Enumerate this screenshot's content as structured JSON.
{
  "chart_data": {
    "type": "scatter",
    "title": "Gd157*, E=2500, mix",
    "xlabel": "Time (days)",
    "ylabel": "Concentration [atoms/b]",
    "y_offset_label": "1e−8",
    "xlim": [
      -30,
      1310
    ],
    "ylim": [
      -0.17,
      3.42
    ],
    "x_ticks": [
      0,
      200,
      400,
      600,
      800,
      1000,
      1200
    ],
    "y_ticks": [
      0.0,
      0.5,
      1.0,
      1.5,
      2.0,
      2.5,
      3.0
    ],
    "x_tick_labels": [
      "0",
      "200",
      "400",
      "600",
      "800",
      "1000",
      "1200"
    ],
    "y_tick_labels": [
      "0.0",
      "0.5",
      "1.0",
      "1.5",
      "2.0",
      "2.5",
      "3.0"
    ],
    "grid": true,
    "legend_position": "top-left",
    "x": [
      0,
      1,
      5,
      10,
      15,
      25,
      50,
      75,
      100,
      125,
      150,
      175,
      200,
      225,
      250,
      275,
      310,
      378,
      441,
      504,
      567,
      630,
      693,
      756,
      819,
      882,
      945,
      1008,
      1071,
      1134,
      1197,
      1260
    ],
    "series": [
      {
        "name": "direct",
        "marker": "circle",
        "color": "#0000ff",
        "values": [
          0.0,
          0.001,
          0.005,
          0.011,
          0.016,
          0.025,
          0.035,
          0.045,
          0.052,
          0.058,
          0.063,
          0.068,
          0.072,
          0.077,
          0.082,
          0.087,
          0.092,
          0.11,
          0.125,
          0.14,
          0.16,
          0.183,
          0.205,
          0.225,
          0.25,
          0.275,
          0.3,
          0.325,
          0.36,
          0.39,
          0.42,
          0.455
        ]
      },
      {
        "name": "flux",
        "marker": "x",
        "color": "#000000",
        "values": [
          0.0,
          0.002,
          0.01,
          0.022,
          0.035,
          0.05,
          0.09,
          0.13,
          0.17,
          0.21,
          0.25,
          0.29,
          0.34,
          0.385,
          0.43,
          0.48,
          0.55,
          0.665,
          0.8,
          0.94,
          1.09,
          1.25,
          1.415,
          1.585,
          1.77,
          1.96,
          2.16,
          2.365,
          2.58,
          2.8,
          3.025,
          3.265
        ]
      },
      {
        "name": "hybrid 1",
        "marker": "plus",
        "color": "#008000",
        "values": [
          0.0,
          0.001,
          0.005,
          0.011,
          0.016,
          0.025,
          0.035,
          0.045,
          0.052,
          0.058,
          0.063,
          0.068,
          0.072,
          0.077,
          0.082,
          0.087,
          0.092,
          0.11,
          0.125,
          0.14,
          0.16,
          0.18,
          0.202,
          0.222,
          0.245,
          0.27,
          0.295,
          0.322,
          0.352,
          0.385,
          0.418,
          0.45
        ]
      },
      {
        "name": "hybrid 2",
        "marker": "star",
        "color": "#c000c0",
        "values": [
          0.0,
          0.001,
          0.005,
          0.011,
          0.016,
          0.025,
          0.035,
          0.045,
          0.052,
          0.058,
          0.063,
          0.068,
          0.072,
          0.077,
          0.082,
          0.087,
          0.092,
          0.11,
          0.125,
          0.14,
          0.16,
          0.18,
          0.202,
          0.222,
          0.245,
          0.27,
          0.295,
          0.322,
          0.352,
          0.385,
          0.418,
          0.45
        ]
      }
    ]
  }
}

┄┄┄┄┄┄┄┄┄┄

EXERCISE REQUIREMENTS:
Each line above is to be repeated exactly.

RESULT OF THIS TASK:
Enumerate this screenshot's content as structured JSON.
{
  "chart_data": {
    "type": "scatter",
    "title": "Gd157*, E=2500, mix",
    "xlabel": "Time (days)",
    "ylabel": "Concentration [atoms/b]",
    "y_offset_label": "1e−8",
    "xlim": [
      -30,
      1310
    ],
    "ylim": [
      -0.17,
      3.42
    ],
    "x_ticks": [
      0,
      200,
      400,
      600,
      800,
      1000,
      1200
    ],
    "y_ticks": [
      0.0,
      0.5,
      1.0,
      1.5,
      2.0,
      2.5,
      3.0
    ],
    "x_tick_labels": [
      "0",
      "200",
      "400",
      "600",
      "800",
      "1000",
      "1200"
    ],
    "y_tick_labels": [
      "0.0",
      "0.5",
      "1.0",
      "1.5",
      "2.0",
      "2.5",
      "3.0"
    ],
    "grid": true,
    "legend_position": "top-left",
    "x": [
      0,
      1,
      5,
      10,
      15,
      25,
      50,
      75,
      100,
      125,
      150,
      175,
      200,
      225,
      250,
      275,
      310,
      378,
      441,
      504,
      567,
      630,
      693,
      756,
      819,
      882,
      945,
      1008,
      1071,
      1134,
      1197,
      1260
    ],
    "series": [
      {
        "name": "direct",
        "marker": "circle",
        "color": "#0000ff",
        "values": [
          0.0,
          0.001,
          0.005,
          0.011,
          0.016,
          0.025,
          0.035,
          0.045,
          0.052,
          0.058,
          0.063,
          0.068,
          0.072,
          0.077,
          0.082,
          0.087,
          0.092,
          0.11,
          0.125,
          0.14,
          0.16,
          0.183,
          0.205,
          0.225,
          0.25,
          0.275,
          0.3,
          0.325,
          0.36,
          0.39,
          0.42,
          0.455
        ]
      },
      {
        "name": "flux",
        "marker": "x",
        "color": "#000000",
        "values": [
          0.0,
          0.002,
          0.01,
          0.022,
          0.035,
          0.05,
          0.09,
          0.13,
          0.17,
          0.21,
          0.25,
          0.29,
          0.34,
          0.385,
          0.43,
          0.48,
          0.55,
          0.665,
          0.8,
          0.94,
          1.09,
          1.25,
          1.415,
          1.585,
          1.77,
          1.96,
          2.16,
          2.365,
          2.58,
          2.8,
          3.025,
          3.265
        ]
      },
      {
        "name": "hybrid 1",
        "marker": "plus",
        "color": "#008000",
        "values": [
          0.0,
          0.001,
          0.005,
          0.011,
          0.016,
          0.025,
          0.035,
          0.045,
          0.052,
          0.058,
          0.063,
          0.068,
          0.072,
          0.077,
          0.082,
          0.087,
          0.092,
          0.11,
          0.125,
          0.14,
          0.16,
          0.18,
          0.202,
          0.222,
          0.245,
          0.27,
          0.295,
          0.322,
          0.352,
          0.385,
          0.418,
          0.45
        ]
      },
      {
        "name": "hybrid 2",
        "marker": "star",
        "color": "#c000c0",
        "values": [
          0.0,
          0.001,
          0.005,
          0.011,
          0.016,
          0.025,
          0.035,
          0.045,
          0.052,
          0.058,
          0.063,
          0.068,
          0.072,
          0.077,
          0.082,
          0.087,
          0.092,
          0.11,
          0.125,
          0.14,
          0.16,
          0.18,
          0.202,
          0.222,
          0.245,
          0.27,
          0.295,
          0.322,
          0.352,
          0.385,
          0.418,
          0.45
        ]
      }
    ]
  }
}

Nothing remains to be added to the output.